Exercise description: Can you write out all of the material below, word for word?

Provided information:
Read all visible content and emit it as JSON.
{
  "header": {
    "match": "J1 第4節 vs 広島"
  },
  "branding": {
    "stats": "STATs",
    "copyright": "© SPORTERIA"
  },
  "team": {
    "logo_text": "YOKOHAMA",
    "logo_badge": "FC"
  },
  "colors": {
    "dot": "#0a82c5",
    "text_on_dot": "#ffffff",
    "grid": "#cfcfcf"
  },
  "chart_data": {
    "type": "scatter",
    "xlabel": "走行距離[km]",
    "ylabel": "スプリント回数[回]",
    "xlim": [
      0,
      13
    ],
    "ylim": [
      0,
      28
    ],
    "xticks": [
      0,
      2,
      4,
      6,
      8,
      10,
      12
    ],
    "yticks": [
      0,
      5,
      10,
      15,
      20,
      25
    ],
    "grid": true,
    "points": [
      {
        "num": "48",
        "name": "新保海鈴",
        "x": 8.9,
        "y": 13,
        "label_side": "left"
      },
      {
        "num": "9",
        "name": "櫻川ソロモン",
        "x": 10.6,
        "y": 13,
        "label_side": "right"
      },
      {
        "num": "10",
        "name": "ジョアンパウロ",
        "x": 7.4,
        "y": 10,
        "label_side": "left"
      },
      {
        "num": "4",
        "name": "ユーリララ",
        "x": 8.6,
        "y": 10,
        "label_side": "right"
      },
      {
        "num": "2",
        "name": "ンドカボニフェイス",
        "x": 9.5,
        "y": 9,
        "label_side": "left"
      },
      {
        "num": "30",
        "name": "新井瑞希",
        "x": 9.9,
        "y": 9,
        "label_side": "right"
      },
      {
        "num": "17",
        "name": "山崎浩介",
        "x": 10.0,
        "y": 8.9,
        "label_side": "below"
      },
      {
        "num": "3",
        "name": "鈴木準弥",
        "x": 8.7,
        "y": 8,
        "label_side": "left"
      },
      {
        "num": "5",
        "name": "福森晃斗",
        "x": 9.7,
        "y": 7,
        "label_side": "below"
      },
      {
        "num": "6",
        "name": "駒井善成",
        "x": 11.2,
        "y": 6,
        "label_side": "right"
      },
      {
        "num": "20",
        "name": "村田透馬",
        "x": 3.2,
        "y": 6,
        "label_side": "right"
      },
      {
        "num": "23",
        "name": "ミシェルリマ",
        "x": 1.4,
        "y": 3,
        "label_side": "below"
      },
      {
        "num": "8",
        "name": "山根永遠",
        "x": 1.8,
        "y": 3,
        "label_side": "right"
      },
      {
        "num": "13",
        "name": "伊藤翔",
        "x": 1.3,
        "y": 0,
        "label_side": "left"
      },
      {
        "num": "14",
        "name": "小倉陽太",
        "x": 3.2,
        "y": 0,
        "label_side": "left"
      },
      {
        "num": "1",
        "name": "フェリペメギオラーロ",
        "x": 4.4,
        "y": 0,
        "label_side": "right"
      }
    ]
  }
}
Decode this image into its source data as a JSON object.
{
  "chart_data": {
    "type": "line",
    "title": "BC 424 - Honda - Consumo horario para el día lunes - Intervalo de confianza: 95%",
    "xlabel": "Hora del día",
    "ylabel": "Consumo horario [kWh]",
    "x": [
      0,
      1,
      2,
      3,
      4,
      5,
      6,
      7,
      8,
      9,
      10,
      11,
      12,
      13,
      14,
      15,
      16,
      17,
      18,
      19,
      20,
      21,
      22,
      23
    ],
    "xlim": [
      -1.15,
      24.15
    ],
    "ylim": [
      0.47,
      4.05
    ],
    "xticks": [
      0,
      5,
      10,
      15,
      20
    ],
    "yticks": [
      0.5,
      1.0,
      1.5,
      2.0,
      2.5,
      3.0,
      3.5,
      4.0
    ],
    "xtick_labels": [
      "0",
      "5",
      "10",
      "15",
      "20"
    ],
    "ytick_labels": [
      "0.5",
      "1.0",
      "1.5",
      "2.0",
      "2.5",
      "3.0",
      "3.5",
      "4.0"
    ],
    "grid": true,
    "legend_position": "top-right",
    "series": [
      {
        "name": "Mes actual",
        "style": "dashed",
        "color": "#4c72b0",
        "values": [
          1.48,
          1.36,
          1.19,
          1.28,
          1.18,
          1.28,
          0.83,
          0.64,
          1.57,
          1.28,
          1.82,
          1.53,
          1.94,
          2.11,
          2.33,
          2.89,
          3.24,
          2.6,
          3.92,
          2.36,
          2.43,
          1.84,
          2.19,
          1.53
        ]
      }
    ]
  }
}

Reply to the exercise:
Read all visible content and emit it as JSON.
{
  "header": {
    "match": "J1 第4節 vs 広島"
  },
  "branding": {
    "stats": "STATs",
    "copyright": "© SPORTERIA"
  },
  "team": {
    "logo_text": "YOKOHAMA",
    "logo_badge": "FC"
  },
  "colors": {
    "dot": "#0a82c5",
    "text_on_dot": "#ffffff",
    "grid": "#cfcfcf"
  },
  "chart_data": {
    "type": "scatter",
    "xlabel": "走行距離[km]",
    "ylabel": "スプリント回数[回]",
    "xlim": [
      0,
      13
    ],
    "ylim": [
      0,
      28
    ],
    "xticks": [
      0,
      2,
      4,
      6,
      8,
      10,
      12
    ],
    "yticks": [
      0,
      5,
      10,
      15,
      20,
      25
    ],
    "grid": true,
    "points": [
      {
        "num": "48",
        "name": "新保海鈴",
        "x": 8.9,
        "y": 13,
        "label_side": "left"
      },
      {
        "num": "9",
        "name": "櫻川ソロモン",
        "x": 10.6,
        "y": 13,
        "label_side": "right"
      },
      {
        "num": "10",
        "name": "ジョアンパウロ",
        "x": 7.4,
        "y": 10,
        "label_side": "left"
      },
      {
        "num": "4",
        "name": "ユーリララ",
        "x": 8.6,
        "y": 10,
        "label_side": "right"
      },
      {
        "num": "2",
        "name": "ンドカボニフェイス",
        "x": 9.5,
        "y": 9,
        "label_side": "left"
      },
      {
        "num": "30",
        "name": "新井瑞希",
        "x": 9.9,
        "y": 9,
        "label_side": "right"
      },
      {
        "num": "17",
        "name": "山崎浩介",
        "x": 10.0,
        "y": 8.9,
        "label_side": "below"
      },
      {
        "num": "3",
        "name": "鈴木準弥",
        "x": 8.7,
        "y": 8,
        "label_side": "left"
      },
      {
        "num": "5",
        "name": "福森晃斗",
        "x": 9.7,
        "y": 7,
        "label_side": "below"
      },
      {
        "num": "6",
        "name": "駒井善成",
        "x": 11.2,
        "y": 6,
        "label_side": "right"
      },
      {
        "num": "20",
        "name": "村田透馬",
        "x": 3.2,
        "y": 6,
        "label_side": "right"
      },
      {
        "num": "23",
        "name": "ミシェルリマ",
        "x": 1.4,
        "y": 3,
        "label_side": "below"
      },
      {
        "num": "8",
        "name": "山根永遠",
        "x": 1.8,
        "y": 3,
        "label_side": "right"
      },
      {
        "num": "13",
        "name": "伊藤翔",
        "x": 1.3,
        "y": 0,
        "label_side": "left"
      },
      {
        "num": "14",
        "name": "小倉陽太",
        "x": 3.2,
        "y": 0,
        "label_side": "left"
      },
      {
        "num": "1",
        "name": "フェリペメギオラーロ",
        "x": 4.4,
        "y": 0,
        "label_side": "right"
      }
    ]
  }
}
Decode this image into its source data as a JSON object.
{
  "chart_data": {
    "type": "line",
    "title": "BC 424 - Honda - Consumo horario para el día lunes - Intervalo de confianza: 95%",
    "xlabel": "Hora del día",
    "ylabel": "Consumo horario [kWh]",
    "x": [
      0,
      1,
      2,
      3,
      4,
      5,
      6,
      7,
      8,
      9,
      10,
      11,
      12,
      13,
      14,
      15,
      16,
      17,
      18,
      19,
      20,
      21,
      22,
      23
    ],
    "xlim": [
      -1.15,
      24.15
    ],
    "ylim": [
      0.47,
      4.05
    ],
    "xticks": [
      0,
      5,
      10,
      15,
      20
    ],
    "yticks": [
      0.5,
      1.0,
      1.5,
      2.0,
      2.5,
      3.0,
      3.5,
      4.0
    ],
    "xtick_labels": [
      "0",
      "5",
      "10",
      "15",
      "20"
    ],
    "ytick_labels": [
      "0.5",
      "1.0",
      "1.5",
      "2.0",
      "2.5",
      "3.0",
      "3.5",
      "4.0"
    ],
    "grid": true,
    "legend_position": "top-right",
    "series": [
      {
        "name": "Mes actual",
        "style": "dashed",
        "color": "#4c72b0",
        "values": [
          1.48,
          1.36,
          1.19,
          1.28,
          1.18,
          1.28,
          0.83,
          0.64,
          1.57,
          1.28,
          1.82,
          1.53,
          1.94,
          2.11,
          2.33,
          2.89,
          3.24,
          2.6,
          3.92,
          2.36,
          2.43,
          1.84,
          2.19,
          1.53
        ]
      }
    ]
  }
}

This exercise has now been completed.